Update the records below by changing every "sprue-gate" to "injection-gate" and leaving everything else as it is. Do not include the pictures in your answer.
[Begin THE INPUT]
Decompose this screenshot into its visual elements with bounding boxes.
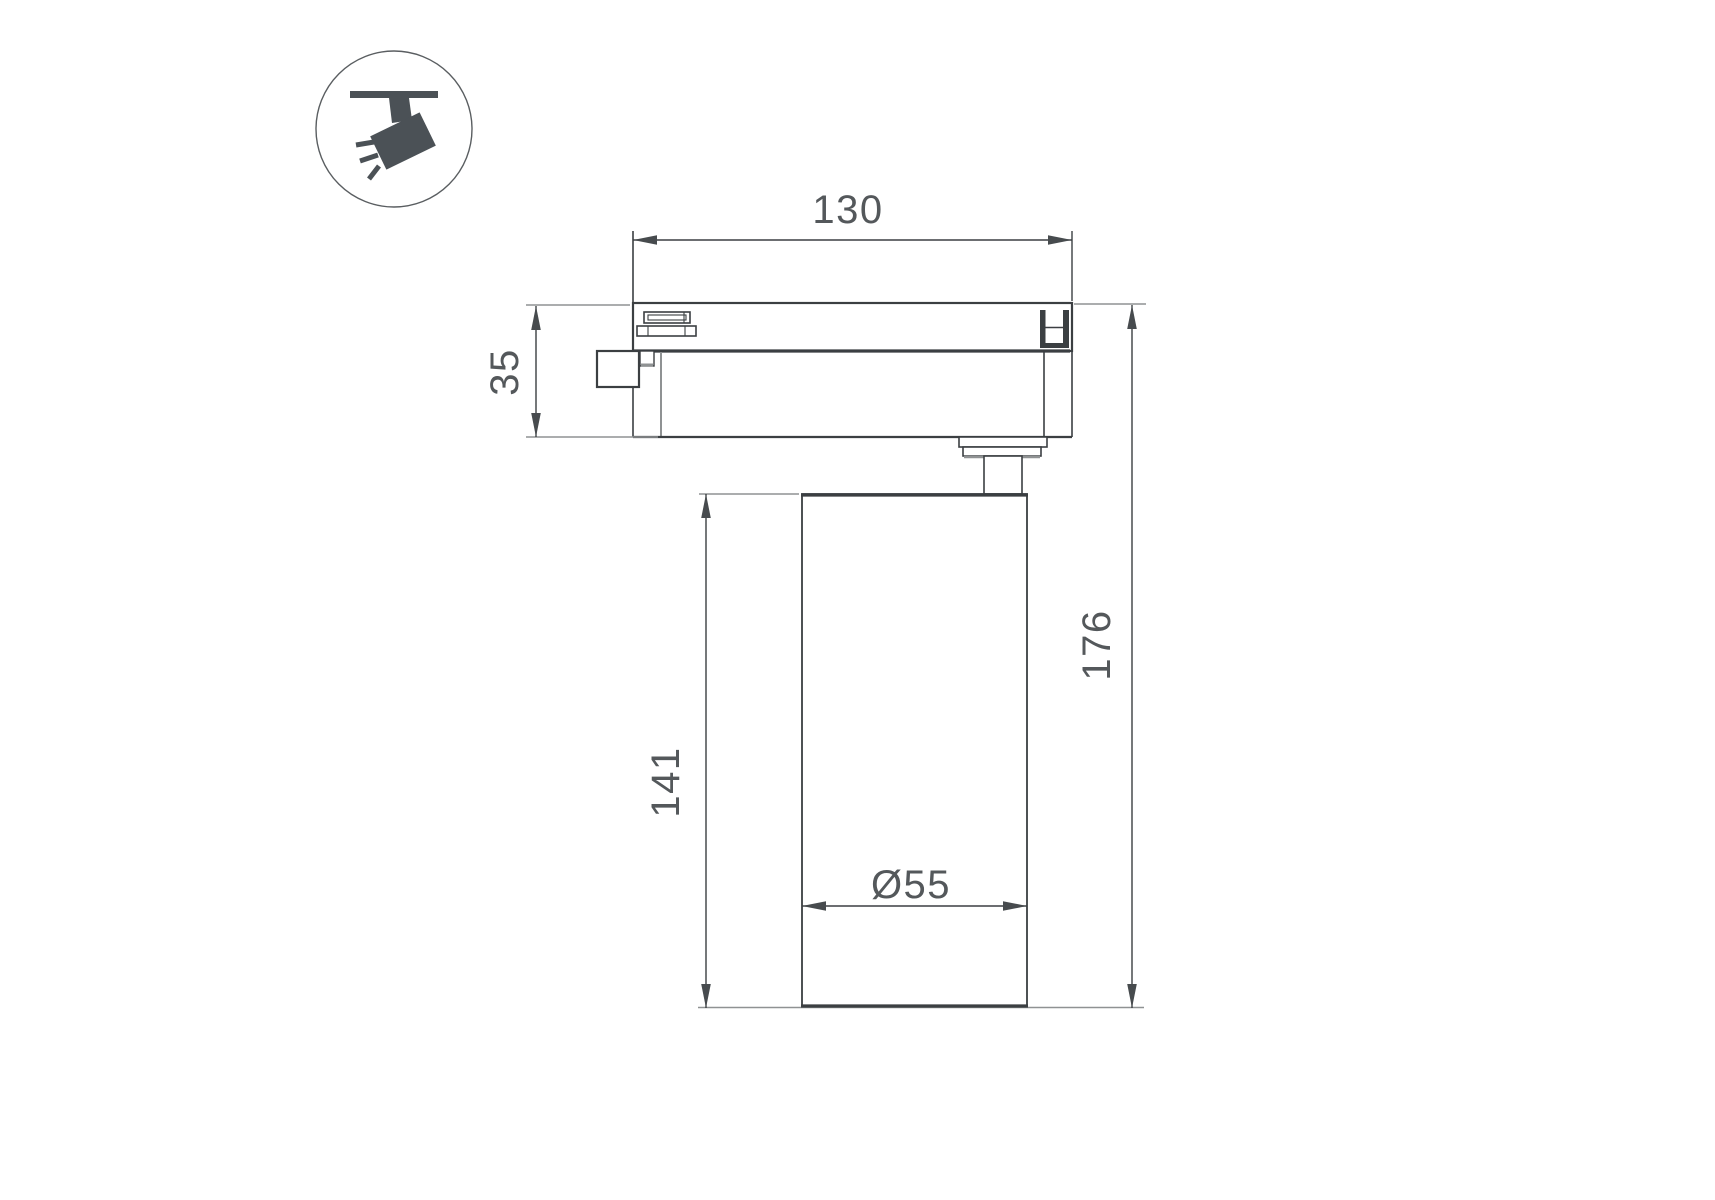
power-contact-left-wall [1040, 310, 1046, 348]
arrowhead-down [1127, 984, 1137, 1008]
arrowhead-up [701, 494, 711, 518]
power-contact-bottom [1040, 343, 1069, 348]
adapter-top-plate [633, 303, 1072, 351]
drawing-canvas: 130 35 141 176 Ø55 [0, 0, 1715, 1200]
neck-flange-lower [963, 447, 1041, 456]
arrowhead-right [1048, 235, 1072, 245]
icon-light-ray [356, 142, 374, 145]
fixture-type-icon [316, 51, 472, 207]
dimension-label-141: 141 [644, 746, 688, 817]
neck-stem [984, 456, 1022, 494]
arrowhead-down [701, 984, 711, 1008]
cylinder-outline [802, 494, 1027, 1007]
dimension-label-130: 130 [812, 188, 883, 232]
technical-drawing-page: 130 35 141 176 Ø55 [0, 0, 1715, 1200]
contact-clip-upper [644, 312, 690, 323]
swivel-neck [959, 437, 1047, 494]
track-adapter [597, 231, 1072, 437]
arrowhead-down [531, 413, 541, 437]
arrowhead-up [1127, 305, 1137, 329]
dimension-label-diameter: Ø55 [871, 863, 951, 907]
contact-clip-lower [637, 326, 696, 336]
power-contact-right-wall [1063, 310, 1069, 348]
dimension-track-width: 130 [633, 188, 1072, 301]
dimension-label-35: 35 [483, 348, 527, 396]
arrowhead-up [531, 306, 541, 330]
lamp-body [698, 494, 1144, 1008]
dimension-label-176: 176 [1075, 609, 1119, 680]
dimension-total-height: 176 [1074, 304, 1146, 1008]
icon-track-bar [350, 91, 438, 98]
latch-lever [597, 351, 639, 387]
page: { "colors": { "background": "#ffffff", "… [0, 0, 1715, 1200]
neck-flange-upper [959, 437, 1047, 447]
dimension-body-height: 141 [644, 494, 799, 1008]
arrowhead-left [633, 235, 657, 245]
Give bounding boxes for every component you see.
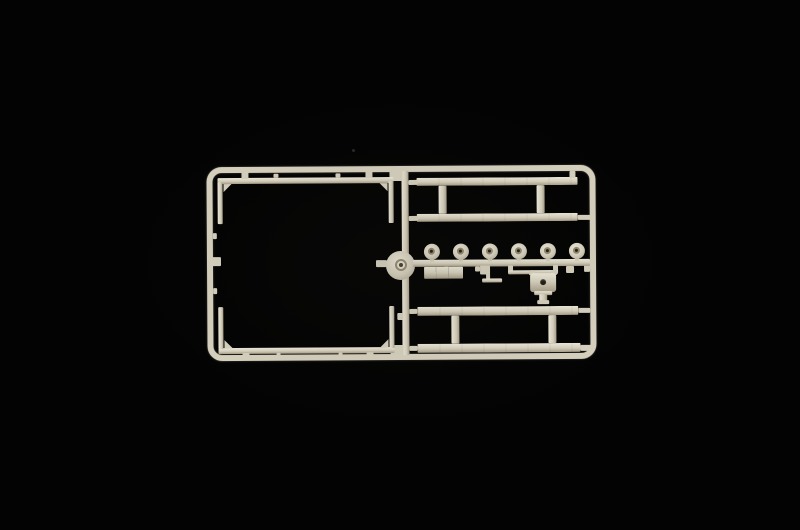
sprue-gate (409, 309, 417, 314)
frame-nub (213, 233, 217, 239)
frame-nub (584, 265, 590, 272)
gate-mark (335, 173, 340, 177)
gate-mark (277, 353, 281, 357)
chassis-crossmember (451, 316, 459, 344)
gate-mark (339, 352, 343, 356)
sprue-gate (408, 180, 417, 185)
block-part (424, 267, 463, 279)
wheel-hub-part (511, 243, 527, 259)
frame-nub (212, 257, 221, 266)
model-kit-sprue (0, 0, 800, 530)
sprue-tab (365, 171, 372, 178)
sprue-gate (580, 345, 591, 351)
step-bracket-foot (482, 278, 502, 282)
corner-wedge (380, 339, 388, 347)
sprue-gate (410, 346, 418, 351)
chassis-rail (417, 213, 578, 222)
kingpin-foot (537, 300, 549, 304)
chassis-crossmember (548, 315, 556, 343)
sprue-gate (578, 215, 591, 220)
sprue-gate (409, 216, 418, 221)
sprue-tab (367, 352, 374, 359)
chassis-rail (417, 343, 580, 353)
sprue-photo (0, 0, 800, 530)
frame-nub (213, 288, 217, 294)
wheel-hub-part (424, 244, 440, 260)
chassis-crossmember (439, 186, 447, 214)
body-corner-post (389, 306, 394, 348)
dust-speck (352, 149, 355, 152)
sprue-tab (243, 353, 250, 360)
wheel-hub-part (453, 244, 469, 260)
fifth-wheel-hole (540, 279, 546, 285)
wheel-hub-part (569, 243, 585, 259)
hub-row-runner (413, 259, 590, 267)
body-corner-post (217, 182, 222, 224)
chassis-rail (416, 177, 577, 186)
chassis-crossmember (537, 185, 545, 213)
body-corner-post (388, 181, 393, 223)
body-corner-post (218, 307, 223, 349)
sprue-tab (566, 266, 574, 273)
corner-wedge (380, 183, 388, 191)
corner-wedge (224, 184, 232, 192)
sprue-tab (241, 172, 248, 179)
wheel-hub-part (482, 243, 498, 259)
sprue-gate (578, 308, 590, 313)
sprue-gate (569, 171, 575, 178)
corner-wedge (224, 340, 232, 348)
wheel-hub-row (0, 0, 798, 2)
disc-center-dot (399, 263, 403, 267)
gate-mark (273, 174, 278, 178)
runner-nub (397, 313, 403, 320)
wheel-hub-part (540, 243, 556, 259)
[End THE INPUT]
● TASK OUTPUT:
Decompose this screenshot into its visual elements with bounding boxes.
power-contact-left-wall [1040, 310, 1046, 348]
arrowhead-down [1127, 984, 1137, 1008]
arrowhead-up [701, 494, 711, 518]
power-contact-bottom [1040, 343, 1069, 348]
adapter-top-plate [633, 303, 1072, 351]
drawing-canvas: 130 35 141 176 Ø55 [0, 0, 1715, 1200]
neck-flange-lower [963, 447, 1041, 456]
arrowhead-right [1048, 235, 1072, 245]
icon-light-ray [356, 142, 374, 145]
fixture-type-icon [316, 51, 472, 207]
dimension-label-141: 141 [644, 746, 688, 817]
neck-stem [984, 456, 1022, 494]
arrowhead-down [701, 984, 711, 1008]
cylinder-outline [802, 494, 1027, 1007]
dimension-label-130: 130 [812, 188, 883, 232]
technical-drawing-page: 130 35 141 176 Ø55 [0, 0, 1715, 1200]
contact-clip-upper [644, 312, 690, 323]
swivel-neck [959, 437, 1047, 494]
track-adapter [597, 231, 1072, 437]
arrowhead-down [531, 413, 541, 437]
arrowhead-up [1127, 305, 1137, 329]
dimension-label-diameter: Ø55 [871, 863, 951, 907]
contact-clip-lower [637, 326, 696, 336]
power-contact-right-wall [1063, 310, 1069, 348]
dimension-track-width: 130 [633, 188, 1072, 301]
dimension-label-35: 35 [483, 348, 527, 396]
arrowhead-up [531, 306, 541, 330]
lamp-body [698, 494, 1144, 1008]
dimension-label-176: 176 [1075, 609, 1119, 680]
dimension-total-height: 176 [1074, 304, 1146, 1008]
icon-track-bar [350, 91, 438, 98]
latch-lever [597, 351, 639, 387]
page: { "colors": { "background": "#ffffff", "… [0, 0, 1715, 1200]
neck-flange-upper [959, 437, 1047, 447]
dimension-body-height: 141 [644, 494, 799, 1008]
arrowhead-left [633, 235, 657, 245]
Give bounding boxes for every component you see.
injection-gate (409, 309, 417, 314)
frame-nub (213, 233, 217, 239)
frame-nub (584, 265, 590, 272)
gate-mark (335, 173, 340, 177)
gate-mark (277, 353, 281, 357)
chassis-crossmember (451, 316, 459, 344)
gate-mark (339, 352, 343, 356)
injection-gate (408, 180, 417, 185)
block-part (424, 267, 463, 279)
wheel-hub-part (511, 243, 527, 259)
frame-nub (212, 257, 221, 266)
model-kit-sprue (0, 0, 800, 530)
sprue-tab (365, 171, 372, 178)
injection-gate (580, 345, 591, 351)
step-bracket-foot (482, 278, 502, 282)
corner-wedge (380, 339, 388, 347)
injection-gate (410, 346, 418, 351)
chassis-rail (417, 213, 578, 222)
kingpin-foot (537, 300, 549, 304)
chassis-crossmember (548, 315, 556, 343)
injection-gate (578, 215, 591, 220)
injection-gate (409, 216, 418, 221)
sprue-tab (367, 352, 374, 359)
chassis-rail (417, 343, 580, 353)
sprue-photo (0, 0, 800, 530)
frame-nub (213, 288, 217, 294)
wheel-hub-part (424, 244, 440, 260)
chassis-crossmember (439, 186, 447, 214)
body-corner-post (389, 306, 394, 348)
dust-speck (352, 149, 355, 152)
sprue-tab (243, 353, 250, 360)
wheel-hub-part (453, 244, 469, 260)
fifth-wheel-hole (540, 279, 546, 285)
wheel-hub-part (569, 243, 585, 259)
hub-row-runner (413, 259, 590, 267)
body-corner-post (217, 182, 222, 224)
chassis-rail (416, 177, 577, 186)
chassis-crossmember (537, 185, 545, 213)
body-corner-post (388, 181, 393, 223)
body-corner-post (218, 307, 223, 349)
sprue-tab (566, 266, 574, 273)
corner-wedge (380, 183, 388, 191)
corner-wedge (224, 184, 232, 192)
sprue-tab (241, 172, 248, 179)
wheel-hub-part (482, 243, 498, 259)
injection-gate (578, 308, 590, 313)
injection-gate (569, 171, 575, 178)
corner-wedge (224, 340, 232, 348)
wheel-hub-row (0, 0, 798, 2)
disc-center-dot (399, 263, 403, 267)
gate-mark (273, 174, 278, 178)
runner-nub (397, 313, 403, 320)
wheel-hub-part (540, 243, 556, 259)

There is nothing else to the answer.